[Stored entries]
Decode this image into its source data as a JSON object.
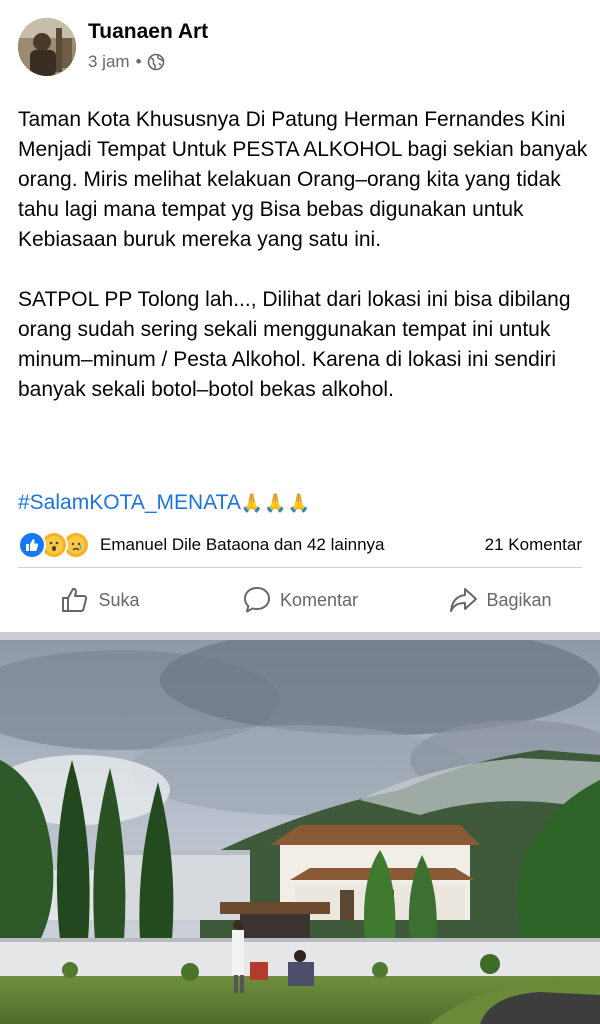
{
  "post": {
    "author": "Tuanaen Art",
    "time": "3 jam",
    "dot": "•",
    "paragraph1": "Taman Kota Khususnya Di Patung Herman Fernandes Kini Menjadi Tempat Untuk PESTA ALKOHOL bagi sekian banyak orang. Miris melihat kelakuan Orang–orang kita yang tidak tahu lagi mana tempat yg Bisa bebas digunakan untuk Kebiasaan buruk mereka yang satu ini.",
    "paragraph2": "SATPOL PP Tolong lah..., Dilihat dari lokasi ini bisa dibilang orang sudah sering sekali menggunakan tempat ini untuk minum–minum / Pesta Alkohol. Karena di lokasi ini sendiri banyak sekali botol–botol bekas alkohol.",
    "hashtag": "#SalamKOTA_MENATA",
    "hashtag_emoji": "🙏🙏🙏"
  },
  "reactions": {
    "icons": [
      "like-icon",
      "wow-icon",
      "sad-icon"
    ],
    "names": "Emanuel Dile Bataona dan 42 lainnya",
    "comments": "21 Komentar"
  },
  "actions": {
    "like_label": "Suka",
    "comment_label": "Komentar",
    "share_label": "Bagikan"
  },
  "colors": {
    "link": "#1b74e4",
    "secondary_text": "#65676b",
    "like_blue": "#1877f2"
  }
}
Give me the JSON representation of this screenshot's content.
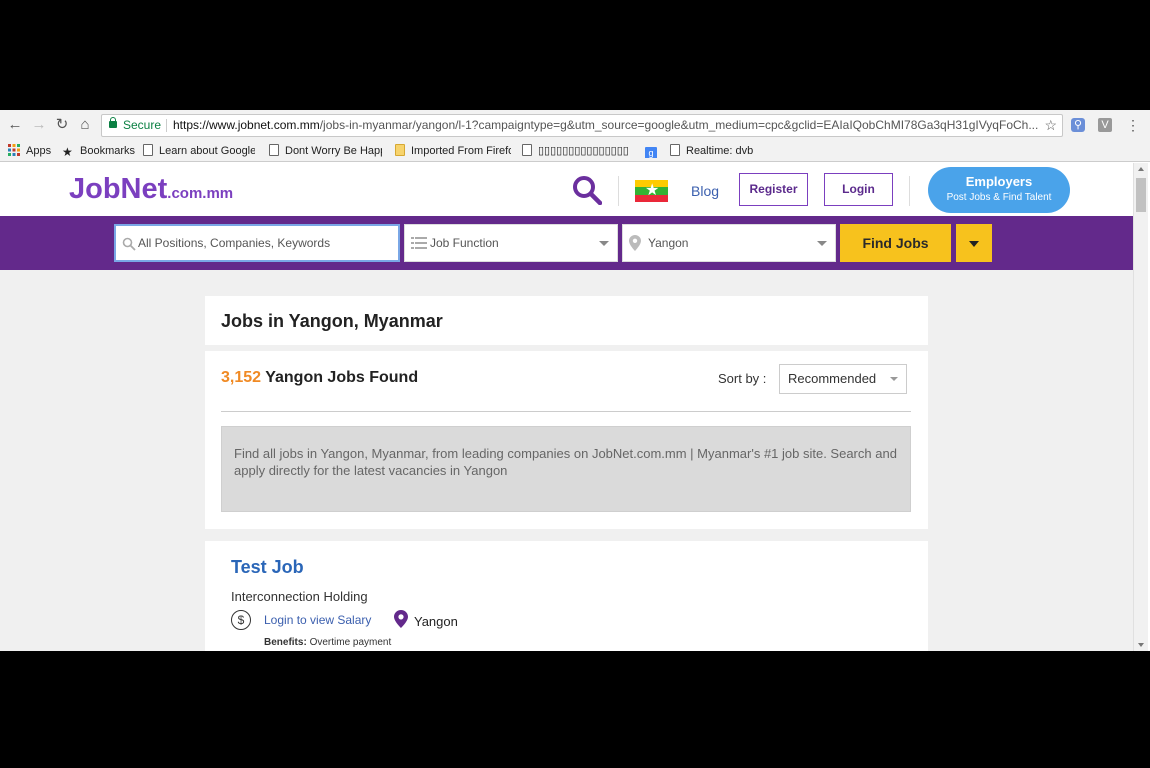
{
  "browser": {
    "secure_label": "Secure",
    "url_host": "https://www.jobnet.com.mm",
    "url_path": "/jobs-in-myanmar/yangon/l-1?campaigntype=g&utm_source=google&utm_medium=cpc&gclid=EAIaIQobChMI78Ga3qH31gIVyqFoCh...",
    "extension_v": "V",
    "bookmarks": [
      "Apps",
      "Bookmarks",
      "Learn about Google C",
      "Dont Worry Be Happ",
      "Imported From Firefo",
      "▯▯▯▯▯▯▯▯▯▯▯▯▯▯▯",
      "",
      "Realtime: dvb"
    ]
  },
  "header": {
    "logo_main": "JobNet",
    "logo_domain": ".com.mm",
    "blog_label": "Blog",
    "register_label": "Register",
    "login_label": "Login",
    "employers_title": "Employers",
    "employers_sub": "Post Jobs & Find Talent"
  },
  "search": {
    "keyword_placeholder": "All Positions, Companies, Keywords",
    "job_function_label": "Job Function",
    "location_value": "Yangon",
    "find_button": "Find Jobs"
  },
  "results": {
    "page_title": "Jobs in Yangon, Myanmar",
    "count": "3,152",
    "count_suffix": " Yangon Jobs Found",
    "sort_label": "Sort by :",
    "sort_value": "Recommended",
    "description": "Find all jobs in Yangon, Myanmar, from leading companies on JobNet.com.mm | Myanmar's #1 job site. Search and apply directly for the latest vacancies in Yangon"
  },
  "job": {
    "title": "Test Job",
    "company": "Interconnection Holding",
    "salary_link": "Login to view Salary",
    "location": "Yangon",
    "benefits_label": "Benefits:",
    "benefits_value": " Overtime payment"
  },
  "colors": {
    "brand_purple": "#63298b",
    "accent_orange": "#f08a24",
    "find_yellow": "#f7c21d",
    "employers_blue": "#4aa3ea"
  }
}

→ Task requirements: What you return should match the records above word for word, minus the pictures.

→ Exercise response:
Decode this image into its source data as a JSON object.
{
  "post": {
    "author": "Tuanaen Art",
    "time": "3 jam",
    "dot": "•",
    "paragraph1": "Taman Kota Khususnya Di Patung Herman Fernandes Kini Menjadi Tempat Untuk PESTA ALKOHOL bagi sekian banyak orang. Miris melihat kelakuan Orang–orang kita yang tidak tahu lagi mana tempat yg Bisa bebas digunakan untuk Kebiasaan buruk mereka yang satu ini.",
    "paragraph2": "SATPOL PP Tolong lah..., Dilihat dari lokasi ini bisa dibilang orang sudah sering sekali menggunakan tempat ini untuk minum–minum / Pesta Alkohol. Karena di lokasi ini sendiri banyak sekali botol–botol bekas alkohol.",
    "hashtag": "#SalamKOTA_MENATA",
    "hashtag_emoji": "🙏🙏🙏"
  },
  "reactions": {
    "icons": [
      "like-icon",
      "wow-icon",
      "sad-icon"
    ],
    "names": "Emanuel Dile Bataona dan 42 lainnya",
    "comments": "21 Komentar"
  },
  "actions": {
    "like_label": "Suka",
    "comment_label": "Komentar",
    "share_label": "Bagikan"
  },
  "colors": {
    "link": "#1b74e4",
    "secondary_text": "#65676b",
    "like_blue": "#1877f2"
  }
}
Give me the JSON representation of this screenshot's content.
{
  "browser": {
    "secure_label": "Secure",
    "url_host": "https://www.jobnet.com.mm",
    "url_path": "/jobs-in-myanmar/yangon/l-1?campaigntype=g&utm_source=google&utm_medium=cpc&gclid=EAIaIQobChMI78Ga3qH31gIVyqFoCh...",
    "extension_v": "V",
    "bookmarks": [
      "Apps",
      "Bookmarks",
      "Learn about Google C",
      "Dont Worry Be Happ",
      "Imported From Firefo",
      "▯▯▯▯▯▯▯▯▯▯▯▯▯▯▯",
      "",
      "Realtime: dvb"
    ]
  },
  "header": {
    "logo_main": "JobNet",
    "logo_domain": ".com.mm",
    "blog_label": "Blog",
    "register_label": "Register",
    "login_label": "Login",
    "employers_title": "Employers",
    "employers_sub": "Post Jobs & Find Talent"
  },
  "search": {
    "keyword_placeholder": "All Positions, Companies, Keywords",
    "job_function_label": "Job Function",
    "location_value": "Yangon",
    "find_button": "Find Jobs"
  },
  "results": {
    "page_title": "Jobs in Yangon, Myanmar",
    "count": "3,152",
    "count_suffix": " Yangon Jobs Found",
    "sort_label": "Sort by :",
    "sort_value": "Recommended",
    "description": "Find all jobs in Yangon, Myanmar, from leading companies on JobNet.com.mm | Myanmar's #1 job site. Search and apply directly for the latest vacancies in Yangon"
  },
  "job": {
    "title": "Test Job",
    "company": "Interconnection Holding",
    "salary_link": "Login to view Salary",
    "location": "Yangon",
    "benefits_label": "Benefits:",
    "benefits_value": " Overtime payment"
  },
  "colors": {
    "brand_purple": "#63298b",
    "accent_orange": "#f08a24",
    "find_yellow": "#f7c21d",
    "employers_blue": "#4aa3ea"
  }
}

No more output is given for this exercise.